__INFORMATION SUPPLIED__
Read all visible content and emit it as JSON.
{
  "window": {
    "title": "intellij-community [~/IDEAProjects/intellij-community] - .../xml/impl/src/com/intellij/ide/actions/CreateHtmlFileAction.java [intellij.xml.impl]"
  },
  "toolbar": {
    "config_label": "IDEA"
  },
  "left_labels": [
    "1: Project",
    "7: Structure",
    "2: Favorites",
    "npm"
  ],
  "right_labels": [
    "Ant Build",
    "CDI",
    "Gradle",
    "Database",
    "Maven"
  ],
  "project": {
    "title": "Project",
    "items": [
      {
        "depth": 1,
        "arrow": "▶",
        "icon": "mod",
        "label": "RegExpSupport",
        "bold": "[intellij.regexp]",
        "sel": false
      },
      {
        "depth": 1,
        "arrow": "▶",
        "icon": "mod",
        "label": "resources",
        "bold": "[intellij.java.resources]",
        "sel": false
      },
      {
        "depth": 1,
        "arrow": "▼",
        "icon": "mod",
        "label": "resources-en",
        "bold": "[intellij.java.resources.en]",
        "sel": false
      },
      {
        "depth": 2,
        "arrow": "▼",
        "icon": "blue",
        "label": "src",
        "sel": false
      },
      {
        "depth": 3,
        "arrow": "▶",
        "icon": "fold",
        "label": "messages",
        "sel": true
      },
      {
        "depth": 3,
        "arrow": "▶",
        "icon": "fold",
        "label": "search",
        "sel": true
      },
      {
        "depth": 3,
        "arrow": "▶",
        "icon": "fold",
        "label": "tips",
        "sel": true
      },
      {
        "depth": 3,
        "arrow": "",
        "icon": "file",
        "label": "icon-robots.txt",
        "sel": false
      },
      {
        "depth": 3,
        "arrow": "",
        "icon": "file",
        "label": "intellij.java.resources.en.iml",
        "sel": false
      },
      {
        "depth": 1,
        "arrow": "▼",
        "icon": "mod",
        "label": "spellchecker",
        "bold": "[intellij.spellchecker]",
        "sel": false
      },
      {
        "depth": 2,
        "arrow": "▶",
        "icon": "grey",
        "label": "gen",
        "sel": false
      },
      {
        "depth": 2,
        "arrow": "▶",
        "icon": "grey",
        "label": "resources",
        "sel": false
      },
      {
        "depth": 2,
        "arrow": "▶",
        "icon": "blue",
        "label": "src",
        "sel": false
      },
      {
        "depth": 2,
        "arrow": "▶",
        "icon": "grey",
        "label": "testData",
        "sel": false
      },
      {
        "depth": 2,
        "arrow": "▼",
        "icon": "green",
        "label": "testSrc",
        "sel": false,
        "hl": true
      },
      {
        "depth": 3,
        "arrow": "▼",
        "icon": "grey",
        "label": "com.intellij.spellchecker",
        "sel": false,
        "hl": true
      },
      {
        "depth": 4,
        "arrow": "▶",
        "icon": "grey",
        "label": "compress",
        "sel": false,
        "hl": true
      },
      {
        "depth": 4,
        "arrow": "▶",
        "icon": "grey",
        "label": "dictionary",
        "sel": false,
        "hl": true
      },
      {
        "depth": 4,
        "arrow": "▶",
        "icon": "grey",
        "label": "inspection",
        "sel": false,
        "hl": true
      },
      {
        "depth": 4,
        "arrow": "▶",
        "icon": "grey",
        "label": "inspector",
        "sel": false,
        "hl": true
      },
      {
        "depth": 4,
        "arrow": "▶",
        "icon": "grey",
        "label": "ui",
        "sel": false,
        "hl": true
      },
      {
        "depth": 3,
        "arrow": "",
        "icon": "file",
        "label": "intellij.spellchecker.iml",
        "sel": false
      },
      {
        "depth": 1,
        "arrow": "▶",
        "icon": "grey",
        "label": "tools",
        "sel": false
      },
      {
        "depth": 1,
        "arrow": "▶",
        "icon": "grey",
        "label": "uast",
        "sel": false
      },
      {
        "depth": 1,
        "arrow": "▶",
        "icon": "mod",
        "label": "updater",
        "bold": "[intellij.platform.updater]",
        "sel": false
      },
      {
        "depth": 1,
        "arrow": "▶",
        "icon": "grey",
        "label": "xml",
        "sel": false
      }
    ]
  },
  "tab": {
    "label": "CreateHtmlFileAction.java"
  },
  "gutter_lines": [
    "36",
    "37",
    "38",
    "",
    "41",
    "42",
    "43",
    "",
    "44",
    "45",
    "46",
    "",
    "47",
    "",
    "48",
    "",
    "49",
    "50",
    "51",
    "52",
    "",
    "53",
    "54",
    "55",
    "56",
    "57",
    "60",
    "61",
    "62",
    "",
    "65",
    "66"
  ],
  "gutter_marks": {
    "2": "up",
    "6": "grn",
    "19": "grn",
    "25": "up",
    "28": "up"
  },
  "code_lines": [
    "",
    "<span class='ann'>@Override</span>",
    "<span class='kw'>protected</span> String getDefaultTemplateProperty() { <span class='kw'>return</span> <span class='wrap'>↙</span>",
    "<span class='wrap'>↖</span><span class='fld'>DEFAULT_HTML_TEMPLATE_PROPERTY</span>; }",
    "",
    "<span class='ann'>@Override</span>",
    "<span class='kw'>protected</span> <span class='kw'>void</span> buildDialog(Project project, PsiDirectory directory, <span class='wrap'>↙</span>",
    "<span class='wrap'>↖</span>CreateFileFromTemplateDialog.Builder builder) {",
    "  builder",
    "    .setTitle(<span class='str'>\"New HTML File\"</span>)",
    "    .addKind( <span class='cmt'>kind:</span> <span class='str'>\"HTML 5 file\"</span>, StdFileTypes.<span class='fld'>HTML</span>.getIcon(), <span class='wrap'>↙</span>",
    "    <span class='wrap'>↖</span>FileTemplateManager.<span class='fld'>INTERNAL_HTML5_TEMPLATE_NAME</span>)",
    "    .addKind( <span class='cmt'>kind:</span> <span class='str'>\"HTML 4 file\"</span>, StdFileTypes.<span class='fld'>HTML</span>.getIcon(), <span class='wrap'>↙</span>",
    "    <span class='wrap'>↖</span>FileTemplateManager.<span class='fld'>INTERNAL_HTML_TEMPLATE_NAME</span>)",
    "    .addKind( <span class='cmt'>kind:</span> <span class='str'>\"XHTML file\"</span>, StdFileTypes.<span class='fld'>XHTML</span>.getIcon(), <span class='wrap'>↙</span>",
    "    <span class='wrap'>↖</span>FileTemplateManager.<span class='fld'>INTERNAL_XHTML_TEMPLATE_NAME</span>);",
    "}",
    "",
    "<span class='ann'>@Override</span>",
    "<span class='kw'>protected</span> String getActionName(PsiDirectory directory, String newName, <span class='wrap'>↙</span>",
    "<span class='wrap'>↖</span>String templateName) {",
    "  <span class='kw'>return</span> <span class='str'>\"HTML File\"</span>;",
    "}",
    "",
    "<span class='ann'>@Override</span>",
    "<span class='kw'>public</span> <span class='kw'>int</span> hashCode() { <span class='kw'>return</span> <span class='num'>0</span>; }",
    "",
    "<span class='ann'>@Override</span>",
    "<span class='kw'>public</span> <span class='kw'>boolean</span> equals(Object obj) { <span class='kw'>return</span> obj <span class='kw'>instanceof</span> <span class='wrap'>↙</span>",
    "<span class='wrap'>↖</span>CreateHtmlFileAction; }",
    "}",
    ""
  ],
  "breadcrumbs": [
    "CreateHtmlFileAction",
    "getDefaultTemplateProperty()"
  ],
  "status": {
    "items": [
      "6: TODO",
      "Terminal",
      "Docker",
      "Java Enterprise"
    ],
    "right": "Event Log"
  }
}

__DIRECTION__
Transcribe the whole listing exactly.

__FINAL RESULT__
Read all visible content and emit it as JSON.
{
  "window": {
    "title": "intellij-community [~/IDEAProjects/intellij-community] - .../xml/impl/src/com/intellij/ide/actions/CreateHtmlFileAction.java [intellij.xml.impl]"
  },
  "toolbar": {
    "config_label": "IDEA"
  },
  "left_labels": [
    "1: Project",
    "7: Structure",
    "2: Favorites",
    "npm"
  ],
  "right_labels": [
    "Ant Build",
    "CDI",
    "Gradle",
    "Database",
    "Maven"
  ],
  "project": {
    "title": "Project",
    "items": [
      {
        "depth": 1,
        "arrow": "▶",
        "icon": "mod",
        "label": "RegExpSupport",
        "bold": "[intellij.regexp]",
        "sel": false
      },
      {
        "depth": 1,
        "arrow": "▶",
        "icon": "mod",
        "label": "resources",
        "bold": "[intellij.java.resources]",
        "sel": false
      },
      {
        "depth": 1,
        "arrow": "▼",
        "icon": "mod",
        "label": "resources-en",
        "bold": "[intellij.java.resources.en]",
        "sel": false
      },
      {
        "depth": 2,
        "arrow": "▼",
        "icon": "blue",
        "label": "src",
        "sel": false
      },
      {
        "depth": 3,
        "arrow": "▶",
        "icon": "fold",
        "label": "messages",
        "sel": true
      },
      {
        "depth": 3,
        "arrow": "▶",
        "icon": "fold",
        "label": "search",
        "sel": true
      },
      {
        "depth": 3,
        "arrow": "▶",
        "icon": "fold",
        "label": "tips",
        "sel": true
      },
      {
        "depth": 3,
        "arrow": "",
        "icon": "file",
        "label": "icon-robots.txt",
        "sel": false
      },
      {
        "depth": 3,
        "arrow": "",
        "icon": "file",
        "label": "intellij.java.resources.en.iml",
        "sel": false
      },
      {
        "depth": 1,
        "arrow": "▼",
        "icon": "mod",
        "label": "spellchecker",
        "bold": "[intellij.spellchecker]",
        "sel": false
      },
      {
        "depth": 2,
        "arrow": "▶",
        "icon": "grey",
        "label": "gen",
        "sel": false
      },
      {
        "depth": 2,
        "arrow": "▶",
        "icon": "grey",
        "label": "resources",
        "sel": false
      },
      {
        "depth": 2,
        "arrow": "▶",
        "icon": "blue",
        "label": "src",
        "sel": false
      },
      {
        "depth": 2,
        "arrow": "▶",
        "icon": "grey",
        "label": "testData",
        "sel": false
      },
      {
        "depth": 2,
        "arrow": "▼",
        "icon": "green",
        "label": "testSrc",
        "sel": false,
        "hl": true
      },
      {
        "depth": 3,
        "arrow": "▼",
        "icon": "grey",
        "label": "com.intellij.spellchecker",
        "sel": false,
        "hl": true
      },
      {
        "depth": 4,
        "arrow": "▶",
        "icon": "grey",
        "label": "compress",
        "sel": false,
        "hl": true
      },
      {
        "depth": 4,
        "arrow": "▶",
        "icon": "grey",
        "label": "dictionary",
        "sel": false,
        "hl": true
      },
      {
        "depth": 4,
        "arrow": "▶",
        "icon": "grey",
        "label": "inspection",
        "sel": false,
        "hl": true
      },
      {
        "depth": 4,
        "arrow": "▶",
        "icon": "grey",
        "label": "inspector",
        "sel": false,
        "hl": true
      },
      {
        "depth": 4,
        "arrow": "▶",
        "icon": "grey",
        "label": "ui",
        "sel": false,
        "hl": true
      },
      {
        "depth": 3,
        "arrow": "",
        "icon": "file",
        "label": "intellij.spellchecker.iml",
        "sel": false
      },
      {
        "depth": 1,
        "arrow": "▶",
        "icon": "grey",
        "label": "tools",
        "sel": false
      },
      {
        "depth": 1,
        "arrow": "▶",
        "icon": "grey",
        "label": "uast",
        "sel": false
      },
      {
        "depth": 1,
        "arrow": "▶",
        "icon": "mod",
        "label": "updater",
        "bold": "[intellij.platform.updater]",
        "sel": false
      },
      {
        "depth": 1,
        "arrow": "▶",
        "icon": "grey",
        "label": "xml",
        "sel": false
      }
    ]
  },
  "tab": {
    "label": "CreateHtmlFileAction.java"
  },
  "gutter_lines": [
    "36",
    "37",
    "38",
    "",
    "41",
    "42",
    "43",
    "",
    "44",
    "45",
    "46",
    "",
    "47",
    "",
    "48",
    "",
    "49",
    "50",
    "51",
    "52",
    "",
    "53",
    "54",
    "55",
    "56",
    "57",
    "60",
    "61",
    "62",
    "",
    "65",
    "66"
  ],
  "gutter_marks": {
    "2": "up",
    "6": "grn",
    "19": "grn",
    "25": "up",
    "28": "up"
  },
  "code_lines": [
    "",
    "<span class='ann'>@Override</span>",
    "<span class='kw'>protected</span> String getDefaultTemplateProperty() { <span class='kw'>return</span> <span class='wrap'>↙</span>",
    "<span class='wrap'>↖</span><span class='fld'>DEFAULT_HTML_TEMPLATE_PROPERTY</span>; }",
    "",
    "<span class='ann'>@Override</span>",
    "<span class='kw'>protected</span> <span class='kw'>void</span> buildDialog(Project project, PsiDirectory directory, <span class='wrap'>↙</span>",
    "<span class='wrap'>↖</span>CreateFileFromTemplateDialog.Builder builder) {",
    "  builder",
    "    .setTitle(<span class='str'>\"New HTML File\"</span>)",
    "    .addKind( <span class='cmt'>kind:</span> <span class='str'>\"HTML 5 file\"</span>, StdFileTypes.<span class='fld'>HTML</span>.getIcon(), <span class='wrap'>↙</span>",
    "    <span class='wrap'>↖</span>FileTemplateManager.<span class='fld'>INTERNAL_HTML5_TEMPLATE_NAME</span>)",
    "    .addKind( <span class='cmt'>kind:</span> <span class='str'>\"HTML 4 file\"</span>, StdFileTypes.<span class='fld'>HTML</span>.getIcon(), <span class='wrap'>↙</span>",
    "    <span class='wrap'>↖</span>FileTemplateManager.<span class='fld'>INTERNAL_HTML_TEMPLATE_NAME</span>)",
    "    .addKind( <span class='cmt'>kind:</span> <span class='str'>\"XHTML file\"</span>, StdFileTypes.<span class='fld'>XHTML</span>.getIcon(), <span class='wrap'>↙</span>",
    "    <span class='wrap'>↖</span>FileTemplateManager.<span class='fld'>INTERNAL_XHTML_TEMPLATE_NAME</span>);",
    "}",
    "",
    "<span class='ann'>@Override</span>",
    "<span class='kw'>protected</span> String getActionName(PsiDirectory directory, String newName, <span class='wrap'>↙</span>",
    "<span class='wrap'>↖</span>String templateName) {",
    "  <span class='kw'>return</span> <span class='str'>\"HTML File\"</span>;",
    "}",
    "",
    "<span class='ann'>@Override</span>",
    "<span class='kw'>public</span> <span class='kw'>int</span> hashCode() { <span class='kw'>return</span> <span class='num'>0</span>; }",
    "",
    "<span class='ann'>@Override</span>",
    "<span class='kw'>public</span> <span class='kw'>boolean</span> equals(Object obj) { <span class='kw'>return</span> obj <span class='kw'>instanceof</span> <span class='wrap'>↙</span>",
    "<span class='wrap'>↖</span>CreateHtmlFileAction; }",
    "}",
    ""
  ],
  "breadcrumbs": [
    "CreateHtmlFileAction",
    "getDefaultTemplateProperty()"
  ],
  "status": {
    "items": [
      "6: TODO",
      "Terminal",
      "Docker",
      "Java Enterprise"
    ],
    "right": "Event Log"
  }
}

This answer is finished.